◆ Available data ◆
:::

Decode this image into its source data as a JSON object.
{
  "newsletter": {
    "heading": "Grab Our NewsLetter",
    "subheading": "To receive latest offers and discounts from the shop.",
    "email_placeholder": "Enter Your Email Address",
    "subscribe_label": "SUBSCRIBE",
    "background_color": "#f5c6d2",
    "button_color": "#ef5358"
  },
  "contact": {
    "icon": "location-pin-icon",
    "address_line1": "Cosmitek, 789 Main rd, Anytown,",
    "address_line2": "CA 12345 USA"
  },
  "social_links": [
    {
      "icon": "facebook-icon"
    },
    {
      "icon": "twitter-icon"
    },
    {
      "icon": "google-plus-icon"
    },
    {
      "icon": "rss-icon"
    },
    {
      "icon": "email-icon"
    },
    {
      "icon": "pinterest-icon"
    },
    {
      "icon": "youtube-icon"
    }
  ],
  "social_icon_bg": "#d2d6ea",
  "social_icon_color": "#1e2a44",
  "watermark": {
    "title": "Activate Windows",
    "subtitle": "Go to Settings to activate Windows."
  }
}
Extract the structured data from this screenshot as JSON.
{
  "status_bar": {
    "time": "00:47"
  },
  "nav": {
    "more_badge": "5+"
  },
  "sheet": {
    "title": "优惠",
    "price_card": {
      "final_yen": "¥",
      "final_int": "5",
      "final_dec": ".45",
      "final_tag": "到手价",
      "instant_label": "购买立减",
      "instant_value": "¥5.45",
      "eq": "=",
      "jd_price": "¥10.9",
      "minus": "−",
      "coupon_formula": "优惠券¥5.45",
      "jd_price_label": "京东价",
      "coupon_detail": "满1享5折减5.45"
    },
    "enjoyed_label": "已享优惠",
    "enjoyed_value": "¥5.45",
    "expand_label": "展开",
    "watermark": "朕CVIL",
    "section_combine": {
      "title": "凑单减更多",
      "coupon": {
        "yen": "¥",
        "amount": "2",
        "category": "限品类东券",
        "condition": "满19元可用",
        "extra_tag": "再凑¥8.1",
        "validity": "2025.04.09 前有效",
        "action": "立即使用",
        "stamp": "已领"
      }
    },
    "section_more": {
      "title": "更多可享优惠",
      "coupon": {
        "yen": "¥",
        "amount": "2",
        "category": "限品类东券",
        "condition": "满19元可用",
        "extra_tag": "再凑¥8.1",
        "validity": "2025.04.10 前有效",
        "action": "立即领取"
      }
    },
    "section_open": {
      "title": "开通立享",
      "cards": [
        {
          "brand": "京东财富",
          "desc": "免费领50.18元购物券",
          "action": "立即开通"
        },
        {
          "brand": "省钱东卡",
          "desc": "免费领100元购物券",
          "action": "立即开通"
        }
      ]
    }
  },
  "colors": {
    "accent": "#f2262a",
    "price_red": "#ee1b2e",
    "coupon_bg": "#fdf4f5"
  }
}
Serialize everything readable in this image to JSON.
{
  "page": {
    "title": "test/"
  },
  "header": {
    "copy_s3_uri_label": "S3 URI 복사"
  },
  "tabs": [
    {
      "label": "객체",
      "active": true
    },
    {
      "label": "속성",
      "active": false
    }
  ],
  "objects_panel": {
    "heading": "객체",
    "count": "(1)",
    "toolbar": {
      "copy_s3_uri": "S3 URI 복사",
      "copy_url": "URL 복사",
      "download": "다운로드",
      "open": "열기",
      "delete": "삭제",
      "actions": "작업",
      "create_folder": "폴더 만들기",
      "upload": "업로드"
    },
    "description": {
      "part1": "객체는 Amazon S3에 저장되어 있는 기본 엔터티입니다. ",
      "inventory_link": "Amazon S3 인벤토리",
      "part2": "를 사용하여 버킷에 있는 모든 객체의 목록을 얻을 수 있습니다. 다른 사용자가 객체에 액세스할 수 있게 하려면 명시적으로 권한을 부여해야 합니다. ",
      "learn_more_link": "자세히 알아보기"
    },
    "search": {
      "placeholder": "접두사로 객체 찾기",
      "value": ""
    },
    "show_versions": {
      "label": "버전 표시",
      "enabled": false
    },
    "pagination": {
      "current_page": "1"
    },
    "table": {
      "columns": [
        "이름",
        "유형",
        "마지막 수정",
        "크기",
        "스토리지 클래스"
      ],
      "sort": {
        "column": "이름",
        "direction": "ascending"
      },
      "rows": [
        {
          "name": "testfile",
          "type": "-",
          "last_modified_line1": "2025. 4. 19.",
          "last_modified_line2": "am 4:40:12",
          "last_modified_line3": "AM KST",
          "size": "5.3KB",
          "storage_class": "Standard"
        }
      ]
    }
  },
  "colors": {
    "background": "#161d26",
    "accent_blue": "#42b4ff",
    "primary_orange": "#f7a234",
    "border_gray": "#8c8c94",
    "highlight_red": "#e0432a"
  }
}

:::

◆ Set exercise ◆
Each record above should be output again exactly.

◆ Task response ◆
Decode this image into its source data as a JSON object.
{
  "newsletter": {
    "heading": "Grab Our NewsLetter",
    "subheading": "To receive latest offers and discounts from the shop.",
    "email_placeholder": "Enter Your Email Address",
    "subscribe_label": "SUBSCRIBE",
    "background_color": "#f5c6d2",
    "button_color": "#ef5358"
  },
  "contact": {
    "icon": "location-pin-icon",
    "address_line1": "Cosmitek, 789 Main rd, Anytown,",
    "address_line2": "CA 12345 USA"
  },
  "social_links": [
    {
      "icon": "facebook-icon"
    },
    {
      "icon": "twitter-icon"
    },
    {
      "icon": "google-plus-icon"
    },
    {
      "icon": "rss-icon"
    },
    {
      "icon": "email-icon"
    },
    {
      "icon": "pinterest-icon"
    },
    {
      "icon": "youtube-icon"
    }
  ],
  "social_icon_bg": "#d2d6ea",
  "social_icon_color": "#1e2a44",
  "watermark": {
    "title": "Activate Windows",
    "subtitle": "Go to Settings to activate Windows."
  }
}
Extract the structured data from this screenshot as JSON.
{
  "status_bar": {
    "time": "00:47"
  },
  "nav": {
    "more_badge": "5+"
  },
  "sheet": {
    "title": "优惠",
    "price_card": {
      "final_yen": "¥",
      "final_int": "5",
      "final_dec": ".45",
      "final_tag": "到手价",
      "instant_label": "购买立减",
      "instant_value": "¥5.45",
      "eq": "=",
      "jd_price": "¥10.9",
      "minus": "−",
      "coupon_formula": "优惠券¥5.45",
      "jd_price_label": "京东价",
      "coupon_detail": "满1享5折减5.45"
    },
    "enjoyed_label": "已享优惠",
    "enjoyed_value": "¥5.45",
    "expand_label": "展开",
    "watermark": "朕CVIL",
    "section_combine": {
      "title": "凑单减更多",
      "coupon": {
        "yen": "¥",
        "amount": "2",
        "category": "限品类东券",
        "condition": "满19元可用",
        "extra_tag": "再凑¥8.1",
        "validity": "2025.04.09 前有效",
        "action": "立即使用",
        "stamp": "已领"
      }
    },
    "section_more": {
      "title": "更多可享优惠",
      "coupon": {
        "yen": "¥",
        "amount": "2",
        "category": "限品类东券",
        "condition": "满19元可用",
        "extra_tag": "再凑¥8.1",
        "validity": "2025.04.10 前有效",
        "action": "立即领取"
      }
    },
    "section_open": {
      "title": "开通立享",
      "cards": [
        {
          "brand": "京东财富",
          "desc": "免费领50.18元购物券",
          "action": "立即开通"
        },
        {
          "brand": "省钱东卡",
          "desc": "免费领100元购物券",
          "action": "立即开通"
        }
      ]
    }
  },
  "colors": {
    "accent": "#f2262a",
    "price_red": "#ee1b2e",
    "coupon_bg": "#fdf4f5"
  }
}
Serialize everything readable in this image to JSON.
{
  "page": {
    "title": "test/"
  },
  "header": {
    "copy_s3_uri_label": "S3 URI 복사"
  },
  "tabs": [
    {
      "label": "객체",
      "active": true
    },
    {
      "label": "속성",
      "active": false
    }
  ],
  "objects_panel": {
    "heading": "객체",
    "count": "(1)",
    "toolbar": {
      "copy_s3_uri": "S3 URI 복사",
      "copy_url": "URL 복사",
      "download": "다운로드",
      "open": "열기",
      "delete": "삭제",
      "actions": "작업",
      "create_folder": "폴더 만들기",
      "upload": "업로드"
    },
    "description": {
      "part1": "객체는 Amazon S3에 저장되어 있는 기본 엔터티입니다. ",
      "inventory_link": "Amazon S3 인벤토리",
      "part2": "를 사용하여 버킷에 있는 모든 객체의 목록을 얻을 수 있습니다. 다른 사용자가 객체에 액세스할 수 있게 하려면 명시적으로 권한을 부여해야 합니다. ",
      "learn_more_link": "자세히 알아보기"
    },
    "search": {
      "placeholder": "접두사로 객체 찾기",
      "value": ""
    },
    "show_versions": {
      "label": "버전 표시",
      "enabled": false
    },
    "pagination": {
      "current_page": "1"
    },
    "table": {
      "columns": [
        "이름",
        "유형",
        "마지막 수정",
        "크기",
        "스토리지 클래스"
      ],
      "sort": {
        "column": "이름",
        "direction": "ascending"
      },
      "rows": [
        {
          "name": "testfile",
          "type": "-",
          "last_modified_line1": "2025. 4. 19.",
          "last_modified_line2": "am 4:40:12",
          "last_modified_line3": "AM KST",
          "size": "5.3KB",
          "storage_class": "Standard"
        }
      ]
    }
  },
  "colors": {
    "background": "#161d26",
    "accent_blue": "#42b4ff",
    "primary_orange": "#f7a234",
    "border_gray": "#8c8c94",
    "highlight_red": "#e0432a"
  }
}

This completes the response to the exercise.